-- REQUEST --
Retype all of the data. Every line must match exactly.

(Collected data entries)
(begin)
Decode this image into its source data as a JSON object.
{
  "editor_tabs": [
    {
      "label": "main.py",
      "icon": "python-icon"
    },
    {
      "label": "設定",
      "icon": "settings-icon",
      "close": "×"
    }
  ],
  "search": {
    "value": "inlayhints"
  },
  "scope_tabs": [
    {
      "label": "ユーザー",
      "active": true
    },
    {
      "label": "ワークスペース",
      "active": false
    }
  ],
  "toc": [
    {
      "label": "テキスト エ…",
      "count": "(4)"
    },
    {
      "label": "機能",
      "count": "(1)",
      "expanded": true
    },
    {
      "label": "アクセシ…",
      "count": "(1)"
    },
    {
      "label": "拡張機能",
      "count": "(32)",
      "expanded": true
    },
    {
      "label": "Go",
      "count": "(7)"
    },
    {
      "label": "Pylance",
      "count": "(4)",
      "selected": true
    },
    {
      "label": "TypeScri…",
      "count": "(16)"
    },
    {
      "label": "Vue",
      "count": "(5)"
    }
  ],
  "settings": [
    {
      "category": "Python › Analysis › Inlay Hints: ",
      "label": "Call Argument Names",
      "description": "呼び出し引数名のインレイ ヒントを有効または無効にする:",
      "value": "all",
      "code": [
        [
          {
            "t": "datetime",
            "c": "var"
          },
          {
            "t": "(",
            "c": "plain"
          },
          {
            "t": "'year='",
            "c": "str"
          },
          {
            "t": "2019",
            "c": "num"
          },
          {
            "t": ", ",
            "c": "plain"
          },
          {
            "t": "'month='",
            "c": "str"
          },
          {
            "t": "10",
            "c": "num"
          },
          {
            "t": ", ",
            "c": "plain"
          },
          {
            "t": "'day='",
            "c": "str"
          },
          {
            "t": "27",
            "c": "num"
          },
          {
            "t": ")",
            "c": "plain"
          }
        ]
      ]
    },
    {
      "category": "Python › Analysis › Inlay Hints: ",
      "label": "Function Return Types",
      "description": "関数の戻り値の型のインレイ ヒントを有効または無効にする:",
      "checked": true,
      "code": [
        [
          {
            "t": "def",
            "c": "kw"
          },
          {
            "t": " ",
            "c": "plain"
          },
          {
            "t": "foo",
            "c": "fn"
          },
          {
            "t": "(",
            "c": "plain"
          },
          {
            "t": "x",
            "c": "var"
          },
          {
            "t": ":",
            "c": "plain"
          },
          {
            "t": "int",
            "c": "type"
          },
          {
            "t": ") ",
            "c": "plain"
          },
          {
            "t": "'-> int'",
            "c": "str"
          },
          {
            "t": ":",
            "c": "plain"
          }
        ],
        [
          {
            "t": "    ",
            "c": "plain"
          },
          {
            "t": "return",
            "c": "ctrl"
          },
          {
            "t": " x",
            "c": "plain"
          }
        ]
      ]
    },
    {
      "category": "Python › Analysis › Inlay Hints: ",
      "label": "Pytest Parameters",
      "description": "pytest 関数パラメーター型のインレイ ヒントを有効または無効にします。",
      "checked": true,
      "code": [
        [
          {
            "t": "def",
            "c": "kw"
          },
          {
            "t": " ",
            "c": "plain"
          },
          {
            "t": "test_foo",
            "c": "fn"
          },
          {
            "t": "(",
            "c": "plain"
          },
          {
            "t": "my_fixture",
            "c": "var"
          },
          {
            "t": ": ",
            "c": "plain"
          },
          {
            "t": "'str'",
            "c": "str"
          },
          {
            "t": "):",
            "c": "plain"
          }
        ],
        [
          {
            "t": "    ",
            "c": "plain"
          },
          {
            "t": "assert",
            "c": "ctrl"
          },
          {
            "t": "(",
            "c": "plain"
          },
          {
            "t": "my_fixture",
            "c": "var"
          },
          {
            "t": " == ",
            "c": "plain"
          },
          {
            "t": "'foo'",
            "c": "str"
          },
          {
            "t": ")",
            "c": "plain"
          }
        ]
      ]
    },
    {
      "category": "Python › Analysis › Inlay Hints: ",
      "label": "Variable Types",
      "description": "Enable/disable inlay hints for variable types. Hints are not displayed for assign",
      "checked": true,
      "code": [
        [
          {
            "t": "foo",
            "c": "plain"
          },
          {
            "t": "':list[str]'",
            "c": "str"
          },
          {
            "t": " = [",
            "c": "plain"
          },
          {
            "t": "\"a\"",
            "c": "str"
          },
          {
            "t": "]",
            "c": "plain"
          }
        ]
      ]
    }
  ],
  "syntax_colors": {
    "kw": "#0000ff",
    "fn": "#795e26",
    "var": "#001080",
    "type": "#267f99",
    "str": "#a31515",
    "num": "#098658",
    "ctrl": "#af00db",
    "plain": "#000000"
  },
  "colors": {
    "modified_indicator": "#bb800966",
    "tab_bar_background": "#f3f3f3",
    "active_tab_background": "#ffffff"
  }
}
(end)
-- ANSWER TO THIS TASK --
Decode this image into its source data as a JSON object.
{
  "editor_tabs": [
    {
      "label": "main.py",
      "icon": "python-icon"
    },
    {
      "label": "設定",
      "icon": "settings-icon",
      "close": "×"
    }
  ],
  "search": {
    "value": "inlayhints"
  },
  "scope_tabs": [
    {
      "label": "ユーザー",
      "active": true
    },
    {
      "label": "ワークスペース",
      "active": false
    }
  ],
  "toc": [
    {
      "label": "テキスト エ…",
      "count": "(4)"
    },
    {
      "label": "機能",
      "count": "(1)",
      "expanded": true
    },
    {
      "label": "アクセシ…",
      "count": "(1)"
    },
    {
      "label": "拡張機能",
      "count": "(32)",
      "expanded": true
    },
    {
      "label": "Go",
      "count": "(7)"
    },
    {
      "label": "Pylance",
      "count": "(4)",
      "selected": true
    },
    {
      "label": "TypeScri…",
      "count": "(16)"
    },
    {
      "label": "Vue",
      "count": "(5)"
    }
  ],
  "settings": [
    {
      "category": "Python › Analysis › Inlay Hints: ",
      "label": "Call Argument Names",
      "description": "呼び出し引数名のインレイ ヒントを有効または無効にする:",
      "value": "all",
      "code": [
        [
          {
            "t": "datetime",
            "c": "var"
          },
          {
            "t": "(",
            "c": "plain"
          },
          {
            "t": "'year='",
            "c": "str"
          },
          {
            "t": "2019",
            "c": "num"
          },
          {
            "t": ", ",
            "c": "plain"
          },
          {
            "t": "'month='",
            "c": "str"
          },
          {
            "t": "10",
            "c": "num"
          },
          {
            "t": ", ",
            "c": "plain"
          },
          {
            "t": "'day='",
            "c": "str"
          },
          {
            "t": "27",
            "c": "num"
          },
          {
            "t": ")",
            "c": "plain"
          }
        ]
      ]
    },
    {
      "category": "Python › Analysis › Inlay Hints: ",
      "label": "Function Return Types",
      "description": "関数の戻り値の型のインレイ ヒントを有効または無効にする:",
      "checked": true,
      "code": [
        [
          {
            "t": "def",
            "c": "kw"
          },
          {
            "t": " ",
            "c": "plain"
          },
          {
            "t": "foo",
            "c": "fn"
          },
          {
            "t": "(",
            "c": "plain"
          },
          {
            "t": "x",
            "c": "var"
          },
          {
            "t": ":",
            "c": "plain"
          },
          {
            "t": "int",
            "c": "type"
          },
          {
            "t": ") ",
            "c": "plain"
          },
          {
            "t": "'-> int'",
            "c": "str"
          },
          {
            "t": ":",
            "c": "plain"
          }
        ],
        [
          {
            "t": "    ",
            "c": "plain"
          },
          {
            "t": "return",
            "c": "ctrl"
          },
          {
            "t": " x",
            "c": "plain"
          }
        ]
      ]
    },
    {
      "category": "Python › Analysis › Inlay Hints: ",
      "label": "Pytest Parameters",
      "description": "pytest 関数パラメーター型のインレイ ヒントを有効または無効にします。",
      "checked": true,
      "code": [
        [
          {
            "t": "def",
            "c": "kw"
          },
          {
            "t": " ",
            "c": "plain"
          },
          {
            "t": "test_foo",
            "c": "fn"
          },
          {
            "t": "(",
            "c": "plain"
          },
          {
            "t": "my_fixture",
            "c": "var"
          },
          {
            "t": ": ",
            "c": "plain"
          },
          {
            "t": "'str'",
            "c": "str"
          },
          {
            "t": "):",
            "c": "plain"
          }
        ],
        [
          {
            "t": "    ",
            "c": "plain"
          },
          {
            "t": "assert",
            "c": "ctrl"
          },
          {
            "t": "(",
            "c": "plain"
          },
          {
            "t": "my_fixture",
            "c": "var"
          },
          {
            "t": " == ",
            "c": "plain"
          },
          {
            "t": "'foo'",
            "c": "str"
          },
          {
            "t": ")",
            "c": "plain"
          }
        ]
      ]
    },
    {
      "category": "Python › Analysis › Inlay Hints: ",
      "label": "Variable Types",
      "description": "Enable/disable inlay hints for variable types. Hints are not displayed for assign",
      "checked": true,
      "code": [
        [
          {
            "t": "foo",
            "c": "plain"
          },
          {
            "t": "':list[str]'",
            "c": "str"
          },
          {
            "t": " = [",
            "c": "plain"
          },
          {
            "t": "\"a\"",
            "c": "str"
          },
          {
            "t": "]",
            "c": "plain"
          }
        ]
      ]
    }
  ],
  "syntax_colors": {
    "kw": "#0000ff",
    "fn": "#795e26",
    "var": "#001080",
    "type": "#267f99",
    "str": "#a31515",
    "num": "#098658",
    "ctrl": "#af00db",
    "plain": "#000000"
  },
  "colors": {
    "modified_indicator": "#bb800966",
    "tab_bar_background": "#f3f3f3",
    "active_tab_background": "#ffffff"
  }
}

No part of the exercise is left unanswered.